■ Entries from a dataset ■
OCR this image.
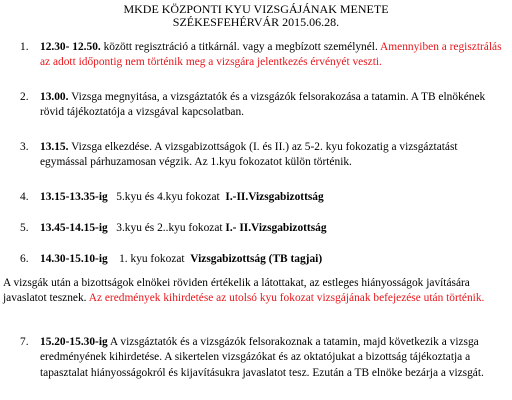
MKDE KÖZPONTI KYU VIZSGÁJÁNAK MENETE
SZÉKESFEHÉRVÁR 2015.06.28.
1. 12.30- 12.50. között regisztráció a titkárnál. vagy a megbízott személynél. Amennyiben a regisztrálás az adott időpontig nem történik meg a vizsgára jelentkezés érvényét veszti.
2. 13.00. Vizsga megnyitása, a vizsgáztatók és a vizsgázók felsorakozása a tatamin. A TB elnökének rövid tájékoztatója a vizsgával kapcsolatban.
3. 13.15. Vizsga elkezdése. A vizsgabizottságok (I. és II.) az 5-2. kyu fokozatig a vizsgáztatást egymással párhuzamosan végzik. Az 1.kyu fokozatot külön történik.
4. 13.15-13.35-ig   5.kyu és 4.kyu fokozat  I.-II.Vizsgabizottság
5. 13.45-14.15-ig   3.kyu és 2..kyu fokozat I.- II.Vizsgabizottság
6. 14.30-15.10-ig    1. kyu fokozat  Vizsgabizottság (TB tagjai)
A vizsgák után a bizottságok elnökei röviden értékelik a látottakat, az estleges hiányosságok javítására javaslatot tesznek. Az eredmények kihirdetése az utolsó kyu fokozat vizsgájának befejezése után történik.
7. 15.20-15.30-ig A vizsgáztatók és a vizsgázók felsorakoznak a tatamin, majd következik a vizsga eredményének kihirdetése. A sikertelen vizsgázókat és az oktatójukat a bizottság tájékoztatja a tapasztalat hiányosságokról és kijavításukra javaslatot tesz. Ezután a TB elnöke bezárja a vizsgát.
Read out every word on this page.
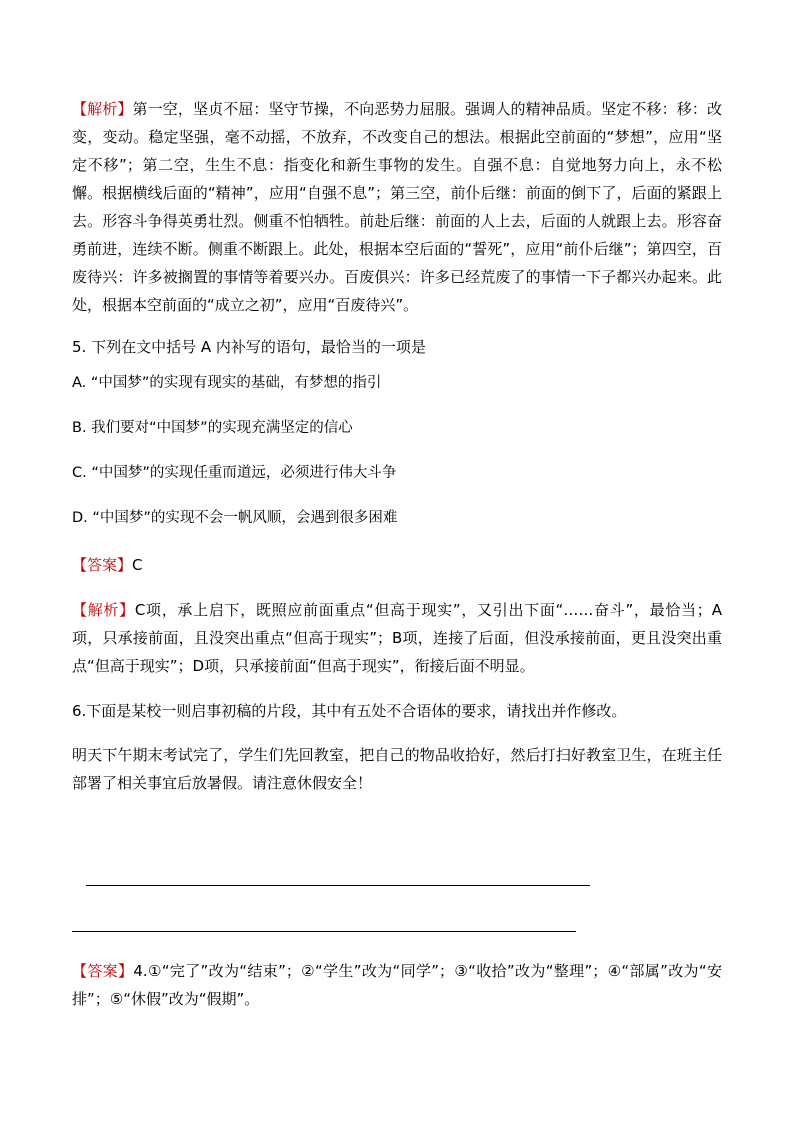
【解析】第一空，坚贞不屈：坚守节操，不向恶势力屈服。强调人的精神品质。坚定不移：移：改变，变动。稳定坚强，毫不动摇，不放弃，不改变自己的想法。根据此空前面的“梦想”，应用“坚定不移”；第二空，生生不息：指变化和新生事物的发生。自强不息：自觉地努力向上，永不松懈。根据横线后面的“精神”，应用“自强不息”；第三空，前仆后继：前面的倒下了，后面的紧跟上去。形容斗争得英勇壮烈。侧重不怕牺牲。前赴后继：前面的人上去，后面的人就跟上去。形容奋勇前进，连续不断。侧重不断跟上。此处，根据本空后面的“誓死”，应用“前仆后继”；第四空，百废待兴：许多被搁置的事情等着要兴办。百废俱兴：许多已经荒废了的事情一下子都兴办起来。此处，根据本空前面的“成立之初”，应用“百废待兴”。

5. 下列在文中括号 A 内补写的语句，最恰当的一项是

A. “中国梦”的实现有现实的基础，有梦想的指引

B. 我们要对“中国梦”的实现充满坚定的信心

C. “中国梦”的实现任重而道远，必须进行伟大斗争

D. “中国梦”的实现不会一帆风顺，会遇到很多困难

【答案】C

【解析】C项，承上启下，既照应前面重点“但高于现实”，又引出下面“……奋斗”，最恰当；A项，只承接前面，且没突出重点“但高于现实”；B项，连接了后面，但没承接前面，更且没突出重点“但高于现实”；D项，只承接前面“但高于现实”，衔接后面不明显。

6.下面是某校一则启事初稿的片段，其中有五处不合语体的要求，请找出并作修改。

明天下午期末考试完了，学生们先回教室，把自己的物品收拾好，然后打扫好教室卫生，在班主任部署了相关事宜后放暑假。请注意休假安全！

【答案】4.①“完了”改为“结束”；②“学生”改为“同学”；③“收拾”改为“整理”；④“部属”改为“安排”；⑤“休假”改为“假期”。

...

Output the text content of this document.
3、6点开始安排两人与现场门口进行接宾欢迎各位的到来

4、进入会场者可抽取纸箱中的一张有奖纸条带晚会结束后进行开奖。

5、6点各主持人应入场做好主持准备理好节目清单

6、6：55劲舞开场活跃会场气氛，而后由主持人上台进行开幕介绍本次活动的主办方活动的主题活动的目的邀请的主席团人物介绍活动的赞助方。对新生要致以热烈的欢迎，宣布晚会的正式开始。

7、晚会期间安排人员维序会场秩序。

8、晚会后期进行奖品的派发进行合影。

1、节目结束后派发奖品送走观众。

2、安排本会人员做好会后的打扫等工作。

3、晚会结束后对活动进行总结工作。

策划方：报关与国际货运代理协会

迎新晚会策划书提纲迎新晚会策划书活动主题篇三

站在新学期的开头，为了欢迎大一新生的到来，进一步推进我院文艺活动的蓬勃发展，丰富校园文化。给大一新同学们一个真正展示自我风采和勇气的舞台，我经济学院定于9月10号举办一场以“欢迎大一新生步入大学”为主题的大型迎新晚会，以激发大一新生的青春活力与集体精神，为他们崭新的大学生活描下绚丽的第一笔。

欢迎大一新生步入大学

■ Work to be completed ■
Extract lines where the string "kihirdetése" occurs.

■ Response to the task ■
A vizsgák után a bizottságok elnökei röviden értékelik a látottakat, az estleges hiányosságok javítására javaslatot tesznek. Az eredmények kihirdetése az utolsó kyu fokozat vizsgájának befejezése után történik.
7. 15.20-15.30-ig A vizsgáztatók és a vizsgázók felsorakoznak a tatamin, majd következik a vizsga eredményének kihirdetése. A sikertelen vizsgázókat és az oktatójukat a bizottság tájékoztatja a tapasztalat hiányosságokról és kijavításukra javaslatot tesz. Ezután a TB elnöke bezárja a vizsgát.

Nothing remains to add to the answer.